**Stated goal**. Can you output the material exactly as written, minus any pictures it holds?

Data records:
━━━━━━
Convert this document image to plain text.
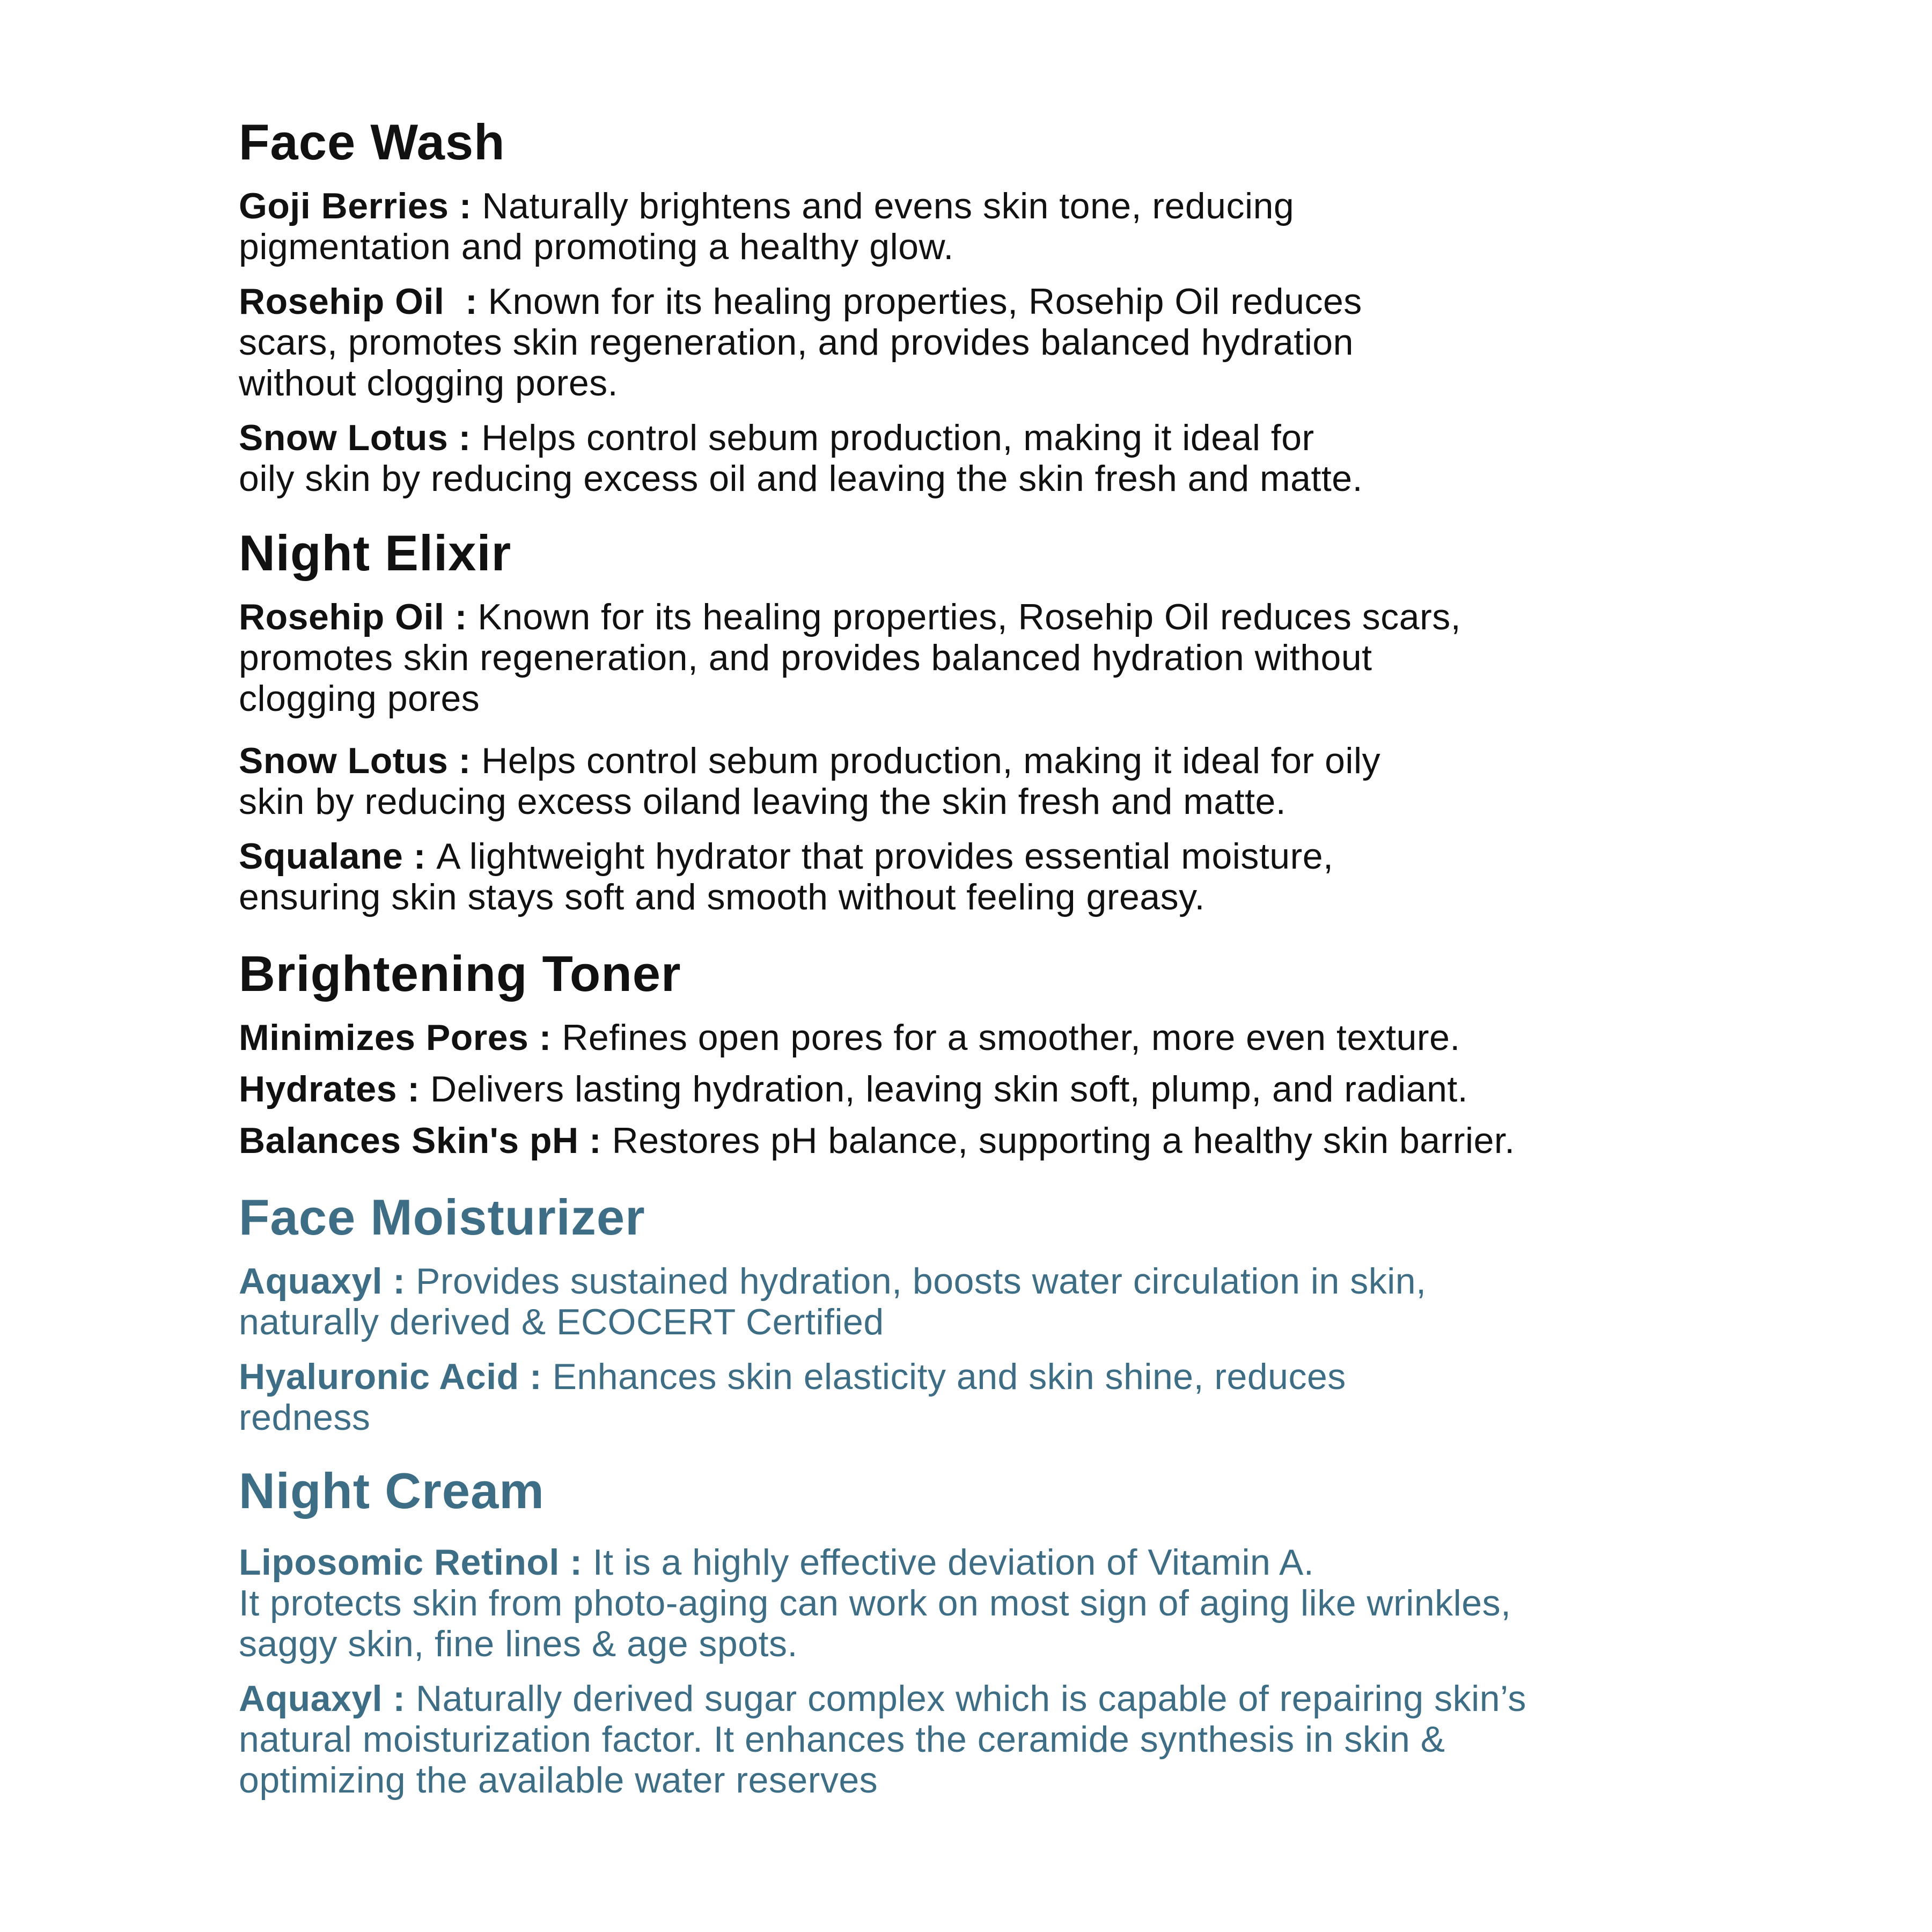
Face Wash
Goji Berries : Naturally brightens and evens skin tone, reducing
pigmentation and promoting a healthy glow.
Rosehip Oil  : Known for its healing properties, Rosehip Oil reduces
scars, promotes skin regeneration, and provides balanced hydration
without clogging pores.
Snow Lotus : Helps control sebum production, making it ideal for
oily skin by reducing excess oil and leaving the skin fresh and matte.
Night Elixir
Rosehip Oil : Known for its healing properties, Rosehip Oil reduces scars,
promotes skin regeneration, and provides balanced hydration without
clogging pores
Snow Lotus : Helps control sebum production, making it ideal for oily
skin by reducing excess oiland leaving the skin fresh and matte.
Squalane : A lightweight hydrator that provides essential moisture,
ensuring skin stays soft and smooth without feeling greasy.
Brightening Toner
Minimizes Pores : Refines open pores for a smoother, more even texture.
Hydrates : Delivers lasting hydration, leaving skin soft, plump, and radiant.
Balances Skin's pH : Restores pH balance, supporting a healthy skin barrier.
Face Moisturizer
Aquaxyl : Provides sustained hydration, boosts water circulation in skin,
naturally derived & ECOCERT Certified
Hyaluronic Acid : Enhances skin elasticity and skin shine, reduces
redness
Night Cream
Liposomic Retinol : It is a highly effective deviation of Vitamin A.
It protects skin from photo-aging can work on most sign of aging like wrinkles,
saggy skin, fine lines & age spots.
Aquaxyl : Naturally derived sugar complex which is capable of repairing skin’s
natural moisturization factor. It enhances the ceramide synthesis in skin &
optimizing the available water reserves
━━━━━━
**The completed task**.
Convert this document image to plain text.
Face Wash
Goji Berries : Naturally brightens and evens skin tone, reducing
pigmentation and promoting a healthy glow.
Rosehip Oil  : Known for its healing properties, Rosehip Oil reduces
scars, promotes skin regeneration, and provides balanced hydration
without clogging pores.
Snow Lotus : Helps control sebum production, making it ideal for
oily skin by reducing excess oil and leaving the skin fresh and matte.
Night Elixir
Rosehip Oil : Known for its healing properties, Rosehip Oil reduces scars,
promotes skin regeneration, and provides balanced hydration without
clogging pores
Snow Lotus : Helps control sebum production, making it ideal for oily
skin by reducing excess oiland leaving the skin fresh and matte.
Squalane : A lightweight hydrator that provides essential moisture,
ensuring skin stays soft and smooth without feeling greasy.
Brightening Toner
Minimizes Pores : Refines open pores for a smoother, more even texture.
Hydrates : Delivers lasting hydration, leaving skin soft, plump, and radiant.
Balances Skin's pH : Restores pH balance, supporting a healthy skin barrier.
Face Moisturizer
Aquaxyl : Provides sustained hydration, boosts water circulation in skin,
naturally derived & ECOCERT Certified
Hyaluronic Acid : Enhances skin elasticity and skin shine, reduces
redness
Night Cream
Liposomic Retinol : It is a highly effective deviation of Vitamin A.
It protects skin from photo-aging can work on most sign of aging like wrinkles,
saggy skin, fine lines & age spots.
Aquaxyl : Naturally derived sugar complex which is capable of repairing skin’s
natural moisturization factor. It enhances the ceramide synthesis in skin &
optimizing the available water reserves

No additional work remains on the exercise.